(Region boundary data)
____
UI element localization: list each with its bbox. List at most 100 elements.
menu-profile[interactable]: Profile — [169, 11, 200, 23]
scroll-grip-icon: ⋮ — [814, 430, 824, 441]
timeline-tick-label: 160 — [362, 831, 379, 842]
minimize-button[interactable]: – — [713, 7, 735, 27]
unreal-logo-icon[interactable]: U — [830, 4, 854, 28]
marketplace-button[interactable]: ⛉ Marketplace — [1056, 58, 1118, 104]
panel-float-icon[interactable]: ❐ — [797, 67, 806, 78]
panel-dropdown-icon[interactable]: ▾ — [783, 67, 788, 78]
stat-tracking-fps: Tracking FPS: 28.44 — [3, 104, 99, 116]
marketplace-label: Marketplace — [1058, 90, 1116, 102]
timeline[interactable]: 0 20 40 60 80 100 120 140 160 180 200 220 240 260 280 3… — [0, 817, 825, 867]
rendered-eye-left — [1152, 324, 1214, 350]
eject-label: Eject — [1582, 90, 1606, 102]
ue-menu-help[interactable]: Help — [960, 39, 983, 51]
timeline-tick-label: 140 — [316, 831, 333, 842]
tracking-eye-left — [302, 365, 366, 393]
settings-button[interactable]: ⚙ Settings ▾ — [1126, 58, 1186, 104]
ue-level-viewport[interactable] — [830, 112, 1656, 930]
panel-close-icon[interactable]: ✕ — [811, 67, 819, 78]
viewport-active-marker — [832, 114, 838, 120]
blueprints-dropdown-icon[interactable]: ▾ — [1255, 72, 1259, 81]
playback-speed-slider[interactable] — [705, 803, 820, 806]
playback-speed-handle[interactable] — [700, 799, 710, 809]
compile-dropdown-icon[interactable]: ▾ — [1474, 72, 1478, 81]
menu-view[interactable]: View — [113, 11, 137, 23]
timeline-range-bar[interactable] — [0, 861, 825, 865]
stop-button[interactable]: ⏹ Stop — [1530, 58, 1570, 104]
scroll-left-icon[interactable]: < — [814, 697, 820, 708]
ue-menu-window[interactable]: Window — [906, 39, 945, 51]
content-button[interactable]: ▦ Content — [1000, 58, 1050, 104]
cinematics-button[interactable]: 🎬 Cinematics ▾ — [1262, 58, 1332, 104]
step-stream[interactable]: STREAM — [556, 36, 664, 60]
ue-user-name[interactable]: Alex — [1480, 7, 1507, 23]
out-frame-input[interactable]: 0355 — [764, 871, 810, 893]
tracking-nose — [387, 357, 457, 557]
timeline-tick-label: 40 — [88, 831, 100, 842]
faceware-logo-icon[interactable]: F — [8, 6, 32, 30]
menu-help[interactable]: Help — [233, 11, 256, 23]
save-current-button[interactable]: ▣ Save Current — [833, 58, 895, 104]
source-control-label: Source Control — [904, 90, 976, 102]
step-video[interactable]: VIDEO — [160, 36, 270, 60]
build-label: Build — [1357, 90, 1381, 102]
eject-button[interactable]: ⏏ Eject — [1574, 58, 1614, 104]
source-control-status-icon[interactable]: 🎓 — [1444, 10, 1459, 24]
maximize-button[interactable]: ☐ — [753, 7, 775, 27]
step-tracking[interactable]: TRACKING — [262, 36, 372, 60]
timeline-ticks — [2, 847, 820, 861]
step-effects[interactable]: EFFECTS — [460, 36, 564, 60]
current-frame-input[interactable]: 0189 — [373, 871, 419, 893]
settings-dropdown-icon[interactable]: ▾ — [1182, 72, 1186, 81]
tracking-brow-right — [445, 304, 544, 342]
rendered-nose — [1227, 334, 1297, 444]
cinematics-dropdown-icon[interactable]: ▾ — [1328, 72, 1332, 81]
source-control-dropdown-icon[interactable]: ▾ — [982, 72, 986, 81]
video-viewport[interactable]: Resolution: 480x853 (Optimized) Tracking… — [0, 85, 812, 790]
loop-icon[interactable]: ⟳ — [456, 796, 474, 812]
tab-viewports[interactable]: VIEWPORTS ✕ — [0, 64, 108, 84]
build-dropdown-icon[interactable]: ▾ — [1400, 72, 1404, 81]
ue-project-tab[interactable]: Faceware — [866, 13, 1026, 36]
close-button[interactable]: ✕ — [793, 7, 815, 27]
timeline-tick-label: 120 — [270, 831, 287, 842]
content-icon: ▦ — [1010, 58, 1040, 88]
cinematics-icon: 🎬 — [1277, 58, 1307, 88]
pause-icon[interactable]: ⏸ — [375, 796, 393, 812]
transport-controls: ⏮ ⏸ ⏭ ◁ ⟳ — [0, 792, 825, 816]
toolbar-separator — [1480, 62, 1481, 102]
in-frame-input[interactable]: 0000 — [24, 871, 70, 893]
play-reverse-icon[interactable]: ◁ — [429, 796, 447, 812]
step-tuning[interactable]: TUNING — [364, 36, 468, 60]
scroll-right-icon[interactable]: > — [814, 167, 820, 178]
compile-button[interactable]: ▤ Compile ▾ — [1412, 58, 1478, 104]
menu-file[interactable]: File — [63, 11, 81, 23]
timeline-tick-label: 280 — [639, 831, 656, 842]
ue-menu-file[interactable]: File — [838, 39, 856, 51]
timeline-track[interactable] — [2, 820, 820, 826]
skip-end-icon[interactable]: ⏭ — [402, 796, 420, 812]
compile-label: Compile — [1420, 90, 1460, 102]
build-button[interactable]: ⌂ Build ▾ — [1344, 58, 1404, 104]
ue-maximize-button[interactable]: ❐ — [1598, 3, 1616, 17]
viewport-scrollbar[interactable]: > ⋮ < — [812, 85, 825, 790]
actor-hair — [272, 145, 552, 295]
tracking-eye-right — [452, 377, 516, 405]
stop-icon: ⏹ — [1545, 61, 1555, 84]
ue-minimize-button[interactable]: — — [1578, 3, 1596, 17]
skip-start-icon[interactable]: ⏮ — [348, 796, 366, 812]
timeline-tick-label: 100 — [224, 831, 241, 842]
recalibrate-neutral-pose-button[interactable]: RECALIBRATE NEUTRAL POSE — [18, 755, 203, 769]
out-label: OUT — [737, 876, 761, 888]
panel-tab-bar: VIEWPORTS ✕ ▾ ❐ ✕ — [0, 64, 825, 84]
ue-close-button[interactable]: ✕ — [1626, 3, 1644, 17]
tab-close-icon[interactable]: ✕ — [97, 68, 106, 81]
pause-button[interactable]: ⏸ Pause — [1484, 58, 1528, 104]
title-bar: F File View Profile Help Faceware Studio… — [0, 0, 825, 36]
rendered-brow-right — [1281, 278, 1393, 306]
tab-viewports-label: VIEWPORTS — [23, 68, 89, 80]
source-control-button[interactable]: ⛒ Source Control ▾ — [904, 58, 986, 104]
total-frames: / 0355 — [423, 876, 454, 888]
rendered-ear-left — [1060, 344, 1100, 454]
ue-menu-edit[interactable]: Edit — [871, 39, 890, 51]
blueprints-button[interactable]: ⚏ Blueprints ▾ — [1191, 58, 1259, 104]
____
◆ **SHORT TASK**: Write out the material from its first line through the line containing "minimize-button[interactable]: – —", keeping every character unchanged.

◆ **SOLUTION**:
UI element localization: list each with its bbox. List at most 100 elements.
menu-profile[interactable]: Profile — [169, 11, 200, 23]
scroll-grip-icon: ⋮ — [814, 430, 824, 441]
timeline-tick-label: 160 — [362, 831, 379, 842]
minimize-button[interactable]: – — [713, 7, 735, 27]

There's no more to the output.